* _AIM_:
Provide an exact transcription of all the records.

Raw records
++++++++
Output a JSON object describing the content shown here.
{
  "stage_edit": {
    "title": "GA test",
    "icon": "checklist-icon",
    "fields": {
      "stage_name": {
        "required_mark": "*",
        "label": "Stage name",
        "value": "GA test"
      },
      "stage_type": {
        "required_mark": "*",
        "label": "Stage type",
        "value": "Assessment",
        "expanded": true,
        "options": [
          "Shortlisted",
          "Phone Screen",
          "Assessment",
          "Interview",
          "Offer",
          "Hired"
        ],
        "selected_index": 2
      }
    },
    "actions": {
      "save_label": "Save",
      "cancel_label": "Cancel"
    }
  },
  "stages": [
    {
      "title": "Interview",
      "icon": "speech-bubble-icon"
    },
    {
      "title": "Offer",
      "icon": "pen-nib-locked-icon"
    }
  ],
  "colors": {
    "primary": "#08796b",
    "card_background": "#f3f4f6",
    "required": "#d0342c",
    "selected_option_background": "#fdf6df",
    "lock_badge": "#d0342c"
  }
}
++++++++
* _ANSWER TO THIS EXERCISE_:
Output a JSON object describing the content shown here.
{
  "stage_edit": {
    "title": "GA test",
    "icon": "checklist-icon",
    "fields": {
      "stage_name": {
        "required_mark": "*",
        "label": "Stage name",
        "value": "GA test"
      },
      "stage_type": {
        "required_mark": "*",
        "label": "Stage type",
        "value": "Assessment",
        "expanded": true,
        "options": [
          "Shortlisted",
          "Phone Screen",
          "Assessment",
          "Interview",
          "Offer",
          "Hired"
        ],
        "selected_index": 2
      }
    },
    "actions": {
      "save_label": "Save",
      "cancel_label": "Cancel"
    }
  },
  "stages": [
    {
      "title": "Interview",
      "icon": "speech-bubble-icon"
    },
    {
      "title": "Offer",
      "icon": "pen-nib-locked-icon"
    }
  ],
  "colors": {
    "primary": "#08796b",
    "card_background": "#f3f4f6",
    "required": "#d0342c",
    "selected_option_background": "#fdf6df",
    "lock_badge": "#d0342c"
  }
}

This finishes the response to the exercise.